**What you need to do**
Where a line in the listing below contains the word "Slides", copy that line.

#### Recorded data ####

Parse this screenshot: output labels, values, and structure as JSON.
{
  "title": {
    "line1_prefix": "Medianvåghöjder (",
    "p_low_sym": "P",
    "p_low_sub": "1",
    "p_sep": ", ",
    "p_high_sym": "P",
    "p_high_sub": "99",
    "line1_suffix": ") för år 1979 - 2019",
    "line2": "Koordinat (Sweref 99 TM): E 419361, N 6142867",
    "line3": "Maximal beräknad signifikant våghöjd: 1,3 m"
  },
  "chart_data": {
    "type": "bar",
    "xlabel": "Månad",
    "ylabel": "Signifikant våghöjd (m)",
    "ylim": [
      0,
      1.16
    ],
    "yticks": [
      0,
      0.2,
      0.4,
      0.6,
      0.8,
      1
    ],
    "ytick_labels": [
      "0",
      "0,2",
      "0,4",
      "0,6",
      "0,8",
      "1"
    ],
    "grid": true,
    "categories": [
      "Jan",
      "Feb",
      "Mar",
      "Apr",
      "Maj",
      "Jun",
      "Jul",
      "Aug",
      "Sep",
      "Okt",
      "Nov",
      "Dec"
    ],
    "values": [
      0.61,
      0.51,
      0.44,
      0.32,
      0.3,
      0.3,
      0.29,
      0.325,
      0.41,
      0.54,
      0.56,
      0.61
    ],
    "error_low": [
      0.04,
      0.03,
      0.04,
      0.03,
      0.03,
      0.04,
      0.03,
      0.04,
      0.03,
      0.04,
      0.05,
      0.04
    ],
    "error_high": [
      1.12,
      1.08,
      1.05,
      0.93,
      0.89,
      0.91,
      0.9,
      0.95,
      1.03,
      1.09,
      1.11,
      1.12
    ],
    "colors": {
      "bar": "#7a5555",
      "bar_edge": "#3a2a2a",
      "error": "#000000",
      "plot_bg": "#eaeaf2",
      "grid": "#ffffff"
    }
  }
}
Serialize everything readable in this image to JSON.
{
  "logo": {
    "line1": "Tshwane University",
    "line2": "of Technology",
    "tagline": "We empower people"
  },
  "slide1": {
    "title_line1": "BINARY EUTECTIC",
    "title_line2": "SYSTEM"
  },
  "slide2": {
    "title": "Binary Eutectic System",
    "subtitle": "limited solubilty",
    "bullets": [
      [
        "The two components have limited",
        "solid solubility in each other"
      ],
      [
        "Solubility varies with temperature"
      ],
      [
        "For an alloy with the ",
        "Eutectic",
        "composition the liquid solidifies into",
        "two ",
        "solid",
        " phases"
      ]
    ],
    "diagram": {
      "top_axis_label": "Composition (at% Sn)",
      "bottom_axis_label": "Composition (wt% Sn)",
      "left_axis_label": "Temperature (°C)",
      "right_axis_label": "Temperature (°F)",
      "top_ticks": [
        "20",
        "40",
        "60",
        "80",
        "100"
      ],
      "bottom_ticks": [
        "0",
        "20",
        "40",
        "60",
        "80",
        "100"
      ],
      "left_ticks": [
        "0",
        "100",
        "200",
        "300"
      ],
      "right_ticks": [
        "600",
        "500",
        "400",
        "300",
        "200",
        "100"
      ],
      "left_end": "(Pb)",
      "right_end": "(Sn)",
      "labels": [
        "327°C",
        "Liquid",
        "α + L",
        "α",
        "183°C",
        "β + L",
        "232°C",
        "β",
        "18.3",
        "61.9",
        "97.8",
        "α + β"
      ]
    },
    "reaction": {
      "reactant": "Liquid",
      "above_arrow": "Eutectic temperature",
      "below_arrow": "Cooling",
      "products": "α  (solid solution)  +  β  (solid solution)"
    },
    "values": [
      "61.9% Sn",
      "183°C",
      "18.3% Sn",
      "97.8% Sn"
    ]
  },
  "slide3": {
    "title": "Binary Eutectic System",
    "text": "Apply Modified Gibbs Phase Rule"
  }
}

####
#### Recorded data ####

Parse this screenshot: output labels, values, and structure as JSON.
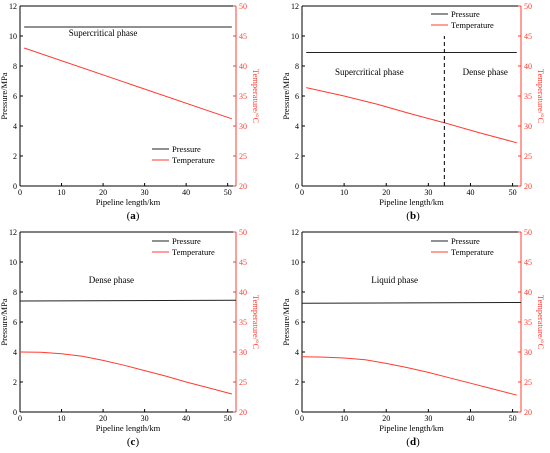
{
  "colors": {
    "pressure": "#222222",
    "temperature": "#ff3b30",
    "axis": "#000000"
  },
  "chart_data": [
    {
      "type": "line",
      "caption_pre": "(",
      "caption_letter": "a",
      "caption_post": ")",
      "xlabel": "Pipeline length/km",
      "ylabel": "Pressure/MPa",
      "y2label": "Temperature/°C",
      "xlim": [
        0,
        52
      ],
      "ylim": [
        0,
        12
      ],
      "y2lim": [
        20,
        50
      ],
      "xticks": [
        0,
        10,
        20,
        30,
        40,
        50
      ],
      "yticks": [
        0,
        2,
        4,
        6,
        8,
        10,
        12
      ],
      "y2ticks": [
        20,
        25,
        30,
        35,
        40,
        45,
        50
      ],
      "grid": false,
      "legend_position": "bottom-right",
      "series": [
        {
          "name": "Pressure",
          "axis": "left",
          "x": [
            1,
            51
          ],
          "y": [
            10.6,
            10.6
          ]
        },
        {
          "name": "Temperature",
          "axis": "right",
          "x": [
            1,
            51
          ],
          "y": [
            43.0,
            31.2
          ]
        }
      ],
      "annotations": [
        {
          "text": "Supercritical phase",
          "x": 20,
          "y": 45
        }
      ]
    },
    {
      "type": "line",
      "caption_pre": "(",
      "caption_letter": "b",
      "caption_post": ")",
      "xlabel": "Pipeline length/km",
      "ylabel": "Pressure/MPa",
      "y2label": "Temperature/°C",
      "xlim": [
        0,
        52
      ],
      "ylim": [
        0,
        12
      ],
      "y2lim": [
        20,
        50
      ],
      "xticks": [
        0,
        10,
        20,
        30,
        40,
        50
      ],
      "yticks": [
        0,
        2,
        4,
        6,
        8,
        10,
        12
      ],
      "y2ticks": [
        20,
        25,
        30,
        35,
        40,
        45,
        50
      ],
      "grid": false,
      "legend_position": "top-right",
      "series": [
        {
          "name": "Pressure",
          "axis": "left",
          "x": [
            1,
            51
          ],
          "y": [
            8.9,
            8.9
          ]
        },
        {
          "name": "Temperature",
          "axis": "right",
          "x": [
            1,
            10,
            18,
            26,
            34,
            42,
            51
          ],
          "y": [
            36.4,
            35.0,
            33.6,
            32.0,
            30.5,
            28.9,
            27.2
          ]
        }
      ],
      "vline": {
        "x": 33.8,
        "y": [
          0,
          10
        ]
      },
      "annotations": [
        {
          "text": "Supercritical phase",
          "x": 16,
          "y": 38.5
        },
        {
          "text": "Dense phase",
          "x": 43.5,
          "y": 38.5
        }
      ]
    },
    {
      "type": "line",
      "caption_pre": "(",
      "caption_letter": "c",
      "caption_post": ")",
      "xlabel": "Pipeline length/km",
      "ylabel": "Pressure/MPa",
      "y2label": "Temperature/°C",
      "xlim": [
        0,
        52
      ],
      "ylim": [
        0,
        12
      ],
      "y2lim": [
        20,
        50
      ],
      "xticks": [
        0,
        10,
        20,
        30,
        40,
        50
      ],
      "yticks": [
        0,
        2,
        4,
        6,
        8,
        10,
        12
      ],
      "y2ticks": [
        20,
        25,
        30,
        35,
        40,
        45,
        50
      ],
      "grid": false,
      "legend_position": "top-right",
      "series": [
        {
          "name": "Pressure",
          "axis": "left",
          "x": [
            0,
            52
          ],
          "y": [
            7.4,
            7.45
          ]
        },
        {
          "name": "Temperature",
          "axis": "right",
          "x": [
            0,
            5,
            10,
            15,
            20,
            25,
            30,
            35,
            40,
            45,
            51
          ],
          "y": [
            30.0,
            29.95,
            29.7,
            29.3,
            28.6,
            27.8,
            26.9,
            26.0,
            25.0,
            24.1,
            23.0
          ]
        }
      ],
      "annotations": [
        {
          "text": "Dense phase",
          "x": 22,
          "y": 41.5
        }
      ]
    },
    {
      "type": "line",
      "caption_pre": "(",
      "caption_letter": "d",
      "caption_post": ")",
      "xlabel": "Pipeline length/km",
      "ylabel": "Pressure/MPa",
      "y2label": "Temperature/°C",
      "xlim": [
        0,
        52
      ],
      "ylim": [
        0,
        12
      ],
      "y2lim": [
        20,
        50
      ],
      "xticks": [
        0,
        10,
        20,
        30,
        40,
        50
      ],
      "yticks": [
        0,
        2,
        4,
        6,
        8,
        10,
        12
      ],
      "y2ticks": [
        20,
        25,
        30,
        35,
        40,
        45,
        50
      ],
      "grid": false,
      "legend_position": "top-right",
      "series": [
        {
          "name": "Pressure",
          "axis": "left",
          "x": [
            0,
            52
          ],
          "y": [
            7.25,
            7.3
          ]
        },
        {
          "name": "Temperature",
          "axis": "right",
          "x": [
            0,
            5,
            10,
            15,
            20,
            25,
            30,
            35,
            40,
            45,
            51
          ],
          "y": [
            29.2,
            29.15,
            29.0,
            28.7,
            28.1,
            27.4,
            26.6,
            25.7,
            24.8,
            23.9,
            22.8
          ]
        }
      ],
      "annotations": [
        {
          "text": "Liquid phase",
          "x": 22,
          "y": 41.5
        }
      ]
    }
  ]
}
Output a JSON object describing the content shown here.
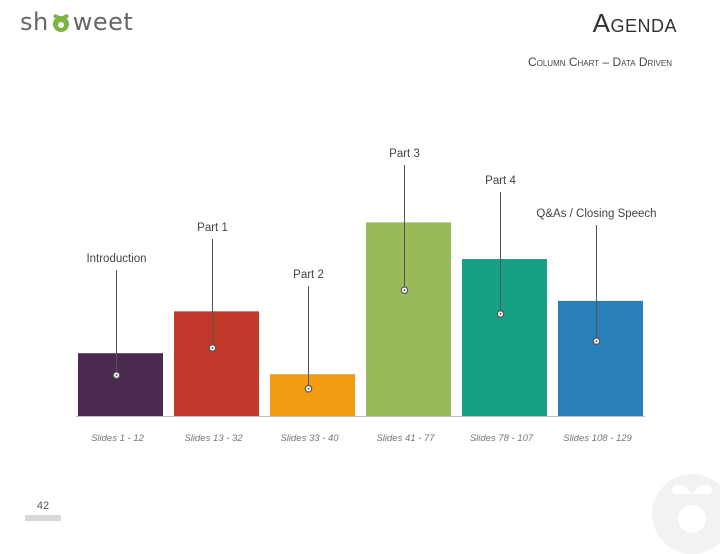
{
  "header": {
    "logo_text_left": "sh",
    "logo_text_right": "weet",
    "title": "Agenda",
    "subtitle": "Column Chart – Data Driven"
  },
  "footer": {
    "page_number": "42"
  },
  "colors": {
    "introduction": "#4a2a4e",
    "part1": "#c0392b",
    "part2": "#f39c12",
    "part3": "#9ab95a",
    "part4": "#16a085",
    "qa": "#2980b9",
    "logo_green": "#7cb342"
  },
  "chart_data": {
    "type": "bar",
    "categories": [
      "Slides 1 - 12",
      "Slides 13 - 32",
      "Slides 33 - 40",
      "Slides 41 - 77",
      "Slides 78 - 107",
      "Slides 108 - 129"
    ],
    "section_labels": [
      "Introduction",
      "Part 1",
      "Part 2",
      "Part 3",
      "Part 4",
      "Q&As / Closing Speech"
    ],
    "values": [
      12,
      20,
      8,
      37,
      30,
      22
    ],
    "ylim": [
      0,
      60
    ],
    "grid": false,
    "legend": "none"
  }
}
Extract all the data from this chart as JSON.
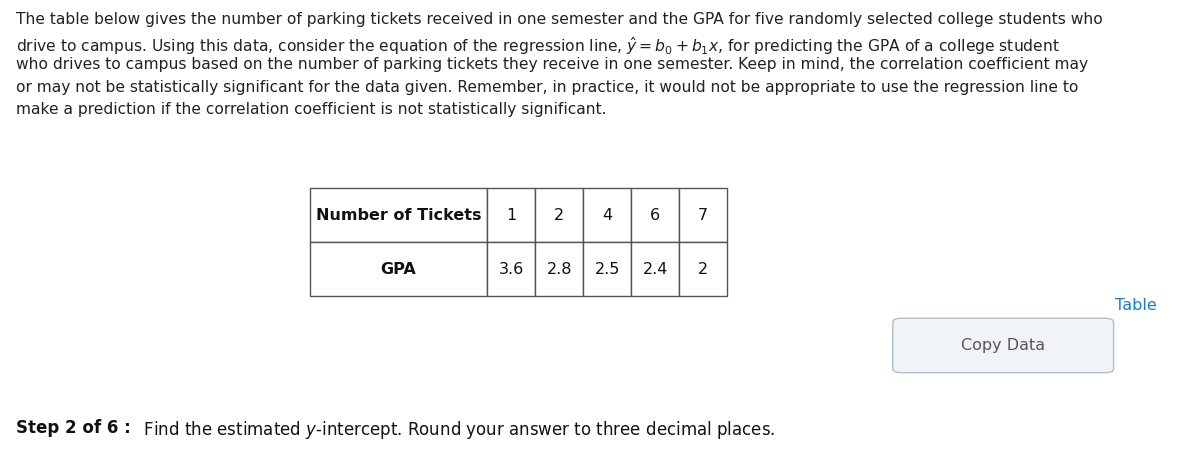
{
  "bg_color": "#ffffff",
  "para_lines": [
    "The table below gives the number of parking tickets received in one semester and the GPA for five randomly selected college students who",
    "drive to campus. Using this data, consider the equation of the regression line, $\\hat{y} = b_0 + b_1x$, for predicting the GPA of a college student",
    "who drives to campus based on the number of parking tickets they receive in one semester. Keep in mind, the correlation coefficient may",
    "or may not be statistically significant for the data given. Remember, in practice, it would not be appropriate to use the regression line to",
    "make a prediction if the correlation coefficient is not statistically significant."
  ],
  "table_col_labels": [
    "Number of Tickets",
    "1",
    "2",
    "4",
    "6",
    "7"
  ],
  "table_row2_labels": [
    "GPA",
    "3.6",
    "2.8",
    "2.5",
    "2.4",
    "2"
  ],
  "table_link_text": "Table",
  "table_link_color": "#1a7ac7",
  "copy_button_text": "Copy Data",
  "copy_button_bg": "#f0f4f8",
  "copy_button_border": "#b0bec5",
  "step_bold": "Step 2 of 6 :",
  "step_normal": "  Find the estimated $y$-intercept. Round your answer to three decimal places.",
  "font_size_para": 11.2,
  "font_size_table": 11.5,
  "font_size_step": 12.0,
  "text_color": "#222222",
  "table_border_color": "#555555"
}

####

**The response**
      "Slides 1 - 12",
      "Slides 13 - 32",
      "Slides 33 - 40",
      "Slides 41 - 77",
      "Slides 78 - 107",
      "Slides 108 - 129"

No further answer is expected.